Short task
Make an exact copy of all the entries below, with the pictures left out.

— BEGIN Data lines —

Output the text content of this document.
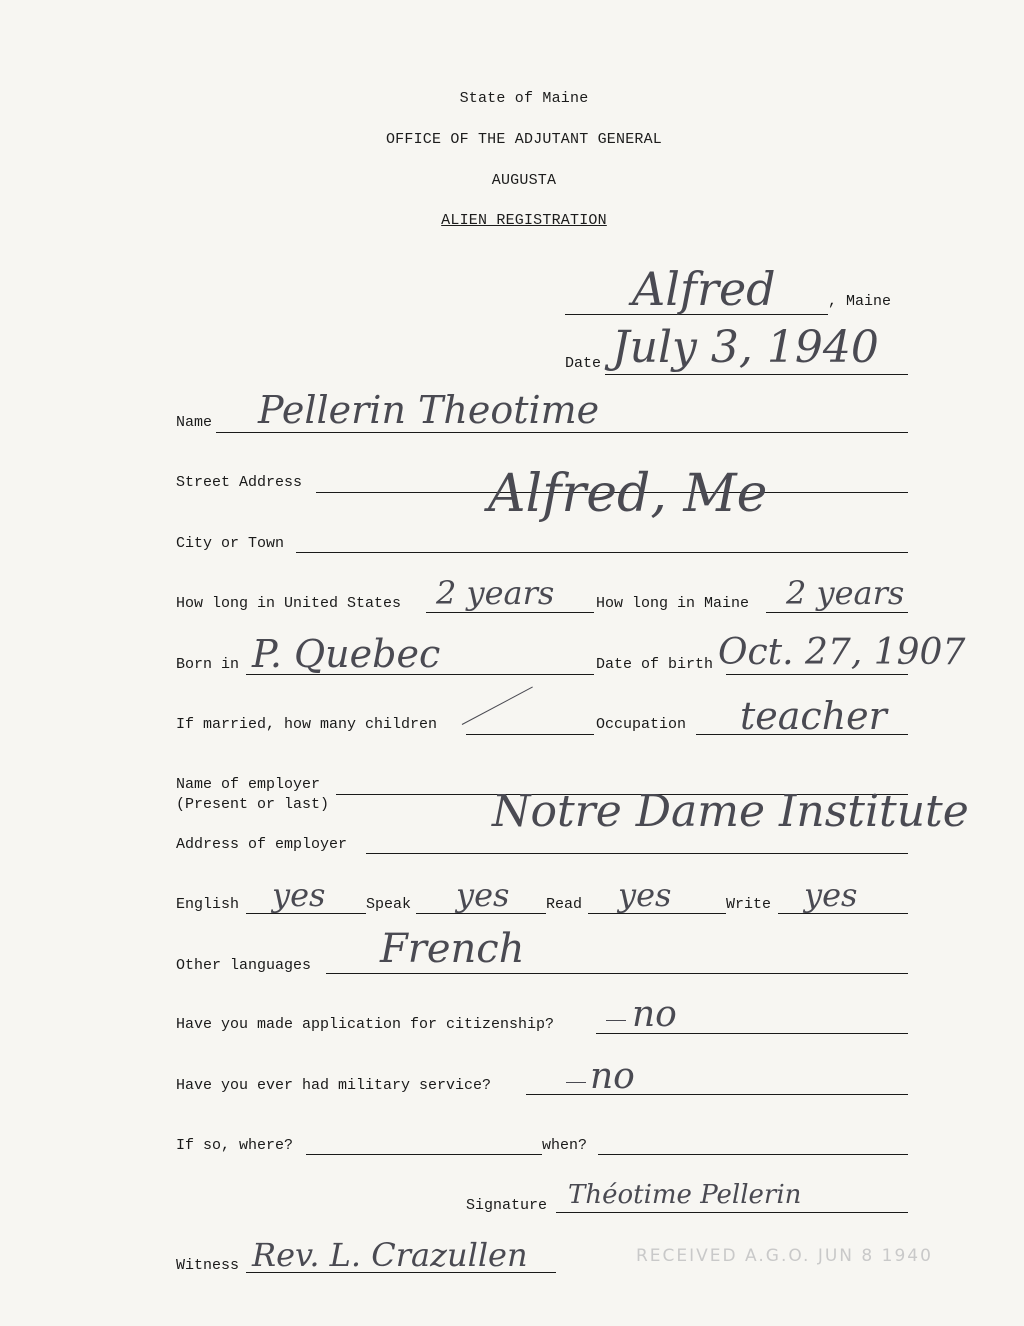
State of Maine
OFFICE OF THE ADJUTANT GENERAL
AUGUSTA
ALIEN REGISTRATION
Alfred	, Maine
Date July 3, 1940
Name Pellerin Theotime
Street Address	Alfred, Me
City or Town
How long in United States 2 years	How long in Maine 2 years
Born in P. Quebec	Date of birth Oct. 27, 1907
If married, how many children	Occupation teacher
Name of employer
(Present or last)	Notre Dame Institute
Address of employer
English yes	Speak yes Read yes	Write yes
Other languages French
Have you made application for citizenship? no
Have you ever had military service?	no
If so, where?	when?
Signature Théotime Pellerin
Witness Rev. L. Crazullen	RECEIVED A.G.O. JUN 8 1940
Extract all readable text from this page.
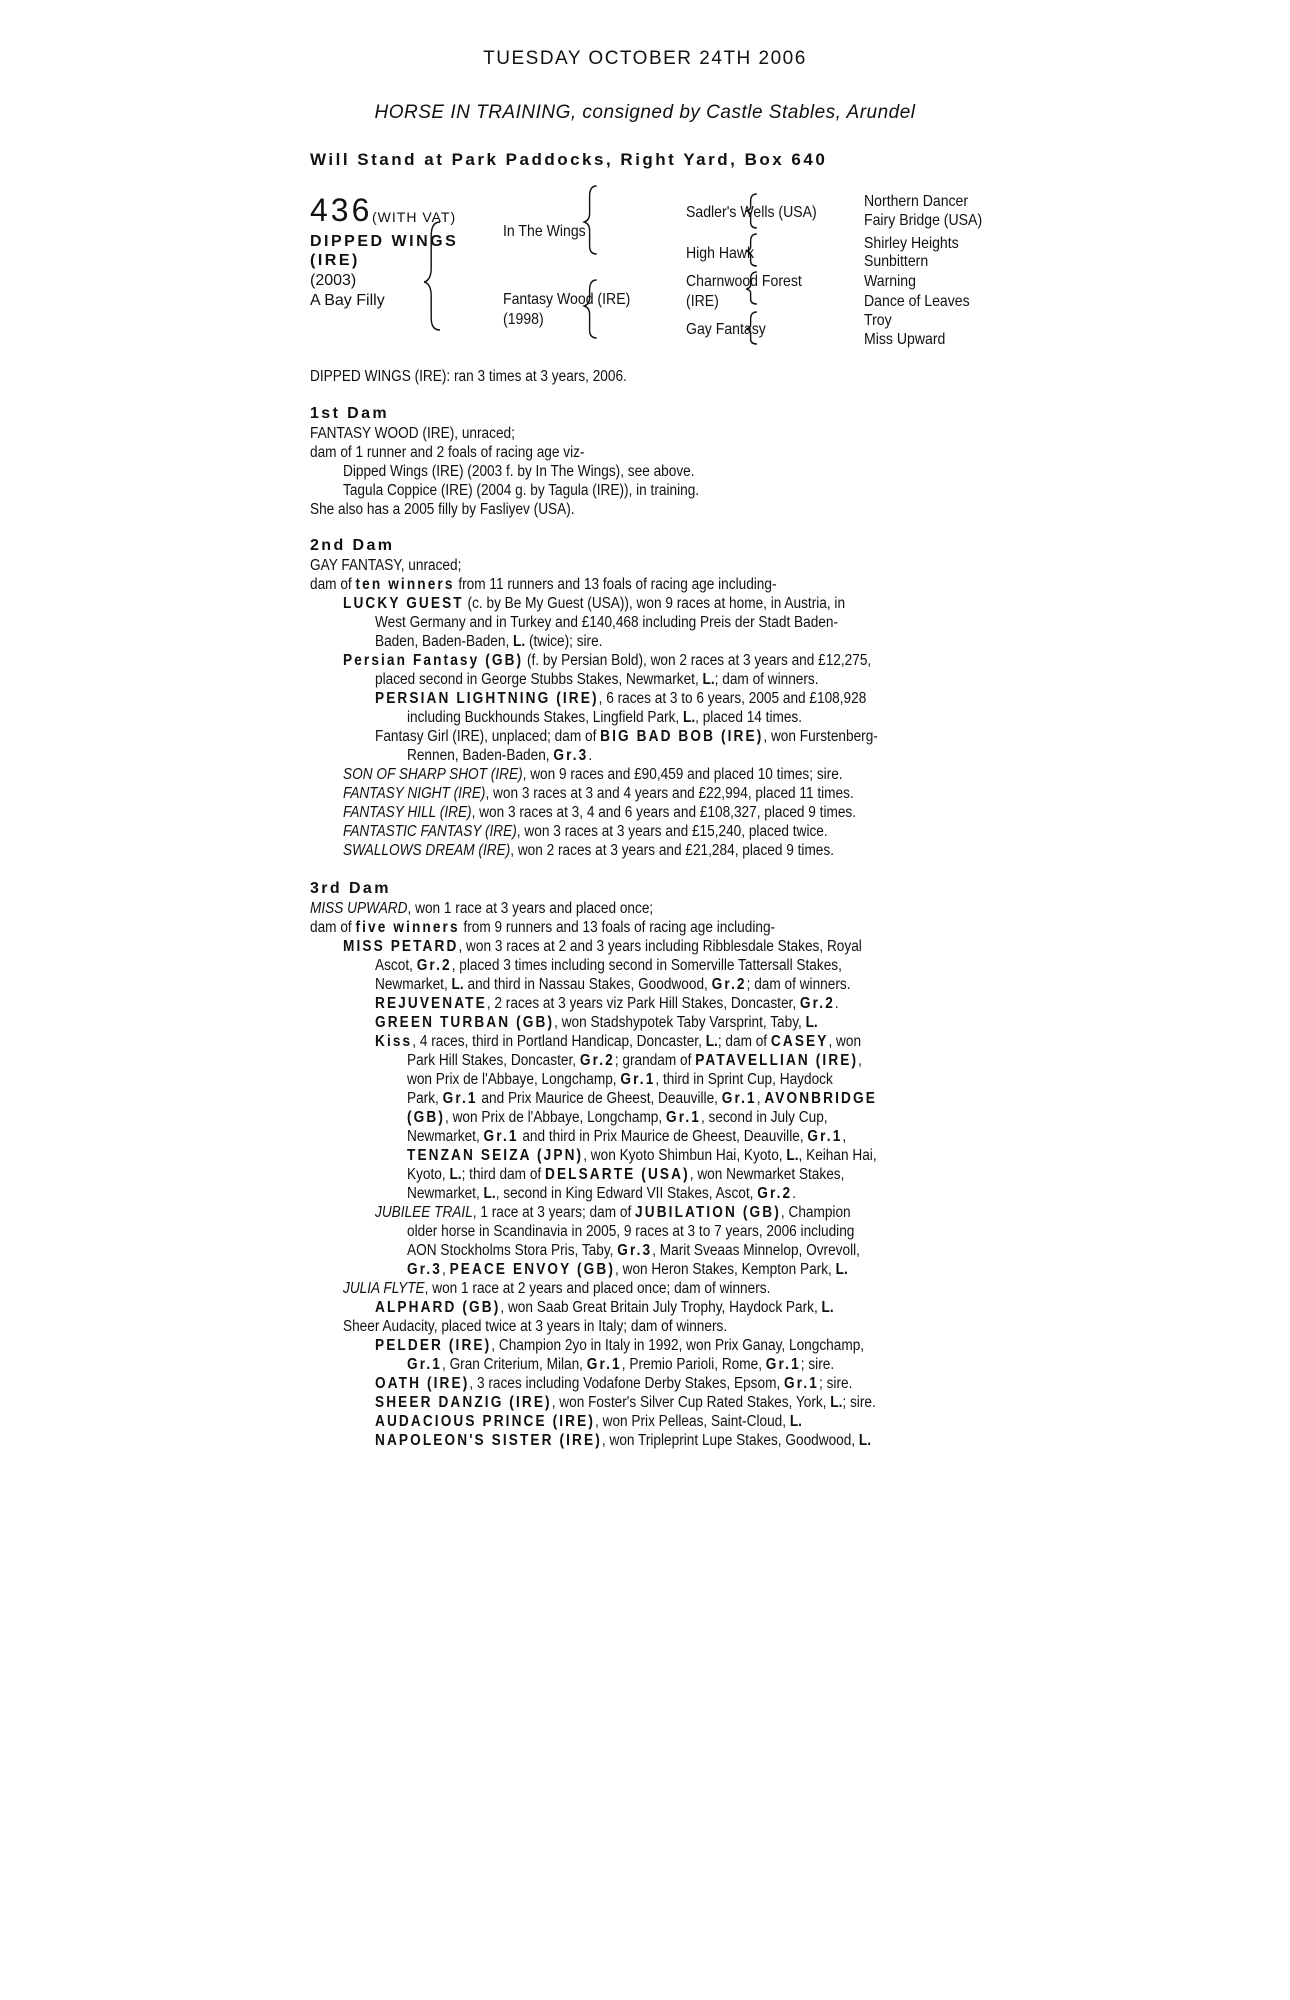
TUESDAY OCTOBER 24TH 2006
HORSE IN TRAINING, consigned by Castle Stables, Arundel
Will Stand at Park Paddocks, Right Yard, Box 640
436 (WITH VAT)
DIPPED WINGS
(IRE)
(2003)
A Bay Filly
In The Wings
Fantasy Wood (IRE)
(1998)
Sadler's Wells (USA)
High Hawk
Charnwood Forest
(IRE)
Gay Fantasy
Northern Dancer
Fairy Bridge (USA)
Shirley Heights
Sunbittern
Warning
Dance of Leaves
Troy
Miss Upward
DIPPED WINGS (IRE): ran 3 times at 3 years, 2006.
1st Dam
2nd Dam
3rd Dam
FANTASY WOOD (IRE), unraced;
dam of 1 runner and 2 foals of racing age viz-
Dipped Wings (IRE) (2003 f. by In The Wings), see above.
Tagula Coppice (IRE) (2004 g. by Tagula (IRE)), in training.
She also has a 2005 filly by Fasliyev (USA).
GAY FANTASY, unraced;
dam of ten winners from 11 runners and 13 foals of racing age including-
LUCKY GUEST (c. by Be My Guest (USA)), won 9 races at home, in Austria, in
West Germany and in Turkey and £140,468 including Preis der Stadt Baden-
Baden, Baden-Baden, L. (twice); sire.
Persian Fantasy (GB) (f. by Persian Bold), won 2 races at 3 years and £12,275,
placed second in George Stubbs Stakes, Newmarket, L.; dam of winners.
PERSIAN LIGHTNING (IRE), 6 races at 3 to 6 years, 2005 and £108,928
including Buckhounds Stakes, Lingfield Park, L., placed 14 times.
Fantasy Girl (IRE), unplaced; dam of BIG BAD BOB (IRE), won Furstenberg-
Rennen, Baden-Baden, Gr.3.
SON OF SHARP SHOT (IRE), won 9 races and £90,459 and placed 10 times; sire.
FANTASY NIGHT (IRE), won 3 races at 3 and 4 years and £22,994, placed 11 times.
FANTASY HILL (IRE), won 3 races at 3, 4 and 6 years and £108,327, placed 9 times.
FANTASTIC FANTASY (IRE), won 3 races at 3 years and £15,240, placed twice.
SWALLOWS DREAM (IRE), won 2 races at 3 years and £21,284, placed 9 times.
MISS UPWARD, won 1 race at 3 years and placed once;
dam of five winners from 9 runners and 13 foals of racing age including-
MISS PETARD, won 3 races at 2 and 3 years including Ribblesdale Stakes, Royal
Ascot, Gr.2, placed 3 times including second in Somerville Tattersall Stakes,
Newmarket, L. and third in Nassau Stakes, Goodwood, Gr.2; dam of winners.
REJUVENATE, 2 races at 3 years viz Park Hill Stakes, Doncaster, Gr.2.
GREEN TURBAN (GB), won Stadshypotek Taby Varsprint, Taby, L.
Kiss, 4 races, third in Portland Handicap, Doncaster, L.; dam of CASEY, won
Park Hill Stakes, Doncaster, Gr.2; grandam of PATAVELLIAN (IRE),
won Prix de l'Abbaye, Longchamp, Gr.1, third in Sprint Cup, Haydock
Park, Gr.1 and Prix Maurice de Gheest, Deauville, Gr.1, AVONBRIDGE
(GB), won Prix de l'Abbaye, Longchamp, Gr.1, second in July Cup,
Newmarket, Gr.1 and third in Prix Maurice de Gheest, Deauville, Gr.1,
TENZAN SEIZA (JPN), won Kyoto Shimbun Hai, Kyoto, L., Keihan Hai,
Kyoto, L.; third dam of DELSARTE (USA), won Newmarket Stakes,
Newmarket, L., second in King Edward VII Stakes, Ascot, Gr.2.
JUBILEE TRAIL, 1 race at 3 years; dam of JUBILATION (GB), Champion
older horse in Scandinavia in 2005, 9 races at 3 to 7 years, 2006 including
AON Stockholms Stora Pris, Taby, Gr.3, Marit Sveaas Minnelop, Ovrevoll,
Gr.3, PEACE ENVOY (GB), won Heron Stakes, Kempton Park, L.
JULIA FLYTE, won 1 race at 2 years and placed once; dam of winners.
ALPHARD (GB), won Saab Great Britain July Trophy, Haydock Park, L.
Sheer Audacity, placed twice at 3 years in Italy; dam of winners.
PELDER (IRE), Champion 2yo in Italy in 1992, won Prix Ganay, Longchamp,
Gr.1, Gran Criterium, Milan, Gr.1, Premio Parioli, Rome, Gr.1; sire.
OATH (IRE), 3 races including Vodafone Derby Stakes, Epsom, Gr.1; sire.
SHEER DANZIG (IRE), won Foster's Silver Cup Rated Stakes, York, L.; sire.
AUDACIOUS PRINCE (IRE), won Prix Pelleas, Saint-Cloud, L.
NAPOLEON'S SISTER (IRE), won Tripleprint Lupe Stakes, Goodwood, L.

— END Data lines —

Completed exercise
Output the text content of this document.
State of Maine
OFFICE OF THE ADJUTANT GENERAL
AUGUSTA
ALIEN REGISTRATION
Alfred	, Maine
Date July 3, 1940
Name Pellerin Theotime
Street Address	Alfred, Me
City or Town
How long in United States 2 years	How long in Maine 2 years
Born in P. Quebec	Date of birth Oct. 27, 1907
If married, how many children	Occupation teacher
Name of employer
(Present or last)	Notre Dame Institute
Address of employer
English yes	Speak yes Read yes	Write yes
Other languages French
Have you made application for citizenship? no
Have you ever had military service?	no
If so, where?	when?
Signature Théotime Pellerin
Witness Rev. L. Crazullen	RECEIVED A.G.O. JUN 8 1940
Extract all readable text from this page.
TUESDAY OCTOBER 24TH 2006
HORSE IN TRAINING, consigned by Castle Stables, Arundel
Will Stand at Park Paddocks, Right Yard, Box 640
436 (WITH VAT)
DIPPED WINGS
(IRE)
(2003)
A Bay Filly
In The Wings
Fantasy Wood (IRE)
(1998)
Sadler's Wells (USA)
High Hawk
Charnwood Forest
(IRE)
Gay Fantasy
Northern Dancer
Fairy Bridge (USA)
Shirley Heights
Sunbittern
Warning
Dance of Leaves
Troy
Miss Upward
DIPPED WINGS (IRE): ran 3 times at 3 years, 2006.
1st Dam
2nd Dam
3rd Dam
FANTASY WOOD (IRE), unraced;
dam of 1 runner and 2 foals of racing age viz-
Dipped Wings (IRE) (2003 f. by In The Wings), see above.
Tagula Coppice (IRE) (2004 g. by Tagula (IRE)), in training.
She also has a 2005 filly by Fasliyev (USA).
GAY FANTASY, unraced;
dam of ten winners from 11 runners and 13 foals of racing age including-
LUCKY GUEST (c. by Be My Guest (USA)), won 9 races at home, in Austria, in
West Germany and in Turkey and £140,468 including Preis der Stadt Baden-
Baden, Baden-Baden, L. (twice); sire.
Persian Fantasy (GB) (f. by Persian Bold), won 2 races at 3 years and £12,275,
placed second in George Stubbs Stakes, Newmarket, L.; dam of winners.
PERSIAN LIGHTNING (IRE), 6 races at 3 to 6 years, 2005 and £108,928
including Buckhounds Stakes, Lingfield Park, L., placed 14 times.
Fantasy Girl (IRE), unplaced; dam of BIG BAD BOB (IRE), won Furstenberg-
Rennen, Baden-Baden, Gr.3.
SON OF SHARP SHOT (IRE), won 9 races and £90,459 and placed 10 times; sire.
FANTASY NIGHT (IRE), won 3 races at 3 and 4 years and £22,994, placed 11 times.
FANTASY HILL (IRE), won 3 races at 3, 4 and 6 years and £108,327, placed 9 times.
FANTASTIC FANTASY (IRE), won 3 races at 3 years and £15,240, placed twice.
SWALLOWS DREAM (IRE), won 2 races at 3 years and £21,284, placed 9 times.
MISS UPWARD, won 1 race at 3 years and placed once;
dam of five winners from 9 runners and 13 foals of racing age including-
MISS PETARD, won 3 races at 2 and 3 years including Ribblesdale Stakes, Royal
Ascot, Gr.2, placed 3 times including second in Somerville Tattersall Stakes,
Newmarket, L. and third in Nassau Stakes, Goodwood, Gr.2; dam of winners.
REJUVENATE, 2 races at 3 years viz Park Hill Stakes, Doncaster, Gr.2.
GREEN TURBAN (GB), won Stadshypotek Taby Varsprint, Taby, L.
Kiss, 4 races, third in Portland Handicap, Doncaster, L.; dam of CASEY, won
Park Hill Stakes, Doncaster, Gr.2; grandam of PATAVELLIAN (IRE),
won Prix de l'Abbaye, Longchamp, Gr.1, third in Sprint Cup, Haydock
Park, Gr.1 and Prix Maurice de Gheest, Deauville, Gr.1, AVONBRIDGE
(GB), won Prix de l'Abbaye, Longchamp, Gr.1, second in July Cup,
Newmarket, Gr.1 and third in Prix Maurice de Gheest, Deauville, Gr.1,
TENZAN SEIZA (JPN), won Kyoto Shimbun Hai, Kyoto, L., Keihan Hai,
Kyoto, L.; third dam of DELSARTE (USA), won Newmarket Stakes,
Newmarket, L., second in King Edward VII Stakes, Ascot, Gr.2.
JUBILEE TRAIL, 1 race at 3 years; dam of JUBILATION (GB), Champion
older horse in Scandinavia in 2005, 9 races at 3 to 7 years, 2006 including
AON Stockholms Stora Pris, Taby, Gr.3, Marit Sveaas Minnelop, Ovrevoll,
Gr.3, PEACE ENVOY (GB), won Heron Stakes, Kempton Park, L.
JULIA FLYTE, won 1 race at 2 years and placed once; dam of winners.
ALPHARD (GB), won Saab Great Britain July Trophy, Haydock Park, L.
Sheer Audacity, placed twice at 3 years in Italy; dam of winners.
PELDER (IRE), Champion 2yo in Italy in 1992, won Prix Ganay, Longchamp,
Gr.1, Gran Criterium, Milan, Gr.1, Premio Parioli, Rome, Gr.1; sire.
OATH (IRE), 3 races including Vodafone Derby Stakes, Epsom, Gr.1; sire.
SHEER DANZIG (IRE), won Foster's Silver Cup Rated Stakes, York, L.; sire.
AUDACIOUS PRINCE (IRE), won Prix Pelleas, Saint-Cloud, L.
NAPOLEON'S SISTER (IRE), won Tripleprint Lupe Stakes, Goodwood, L.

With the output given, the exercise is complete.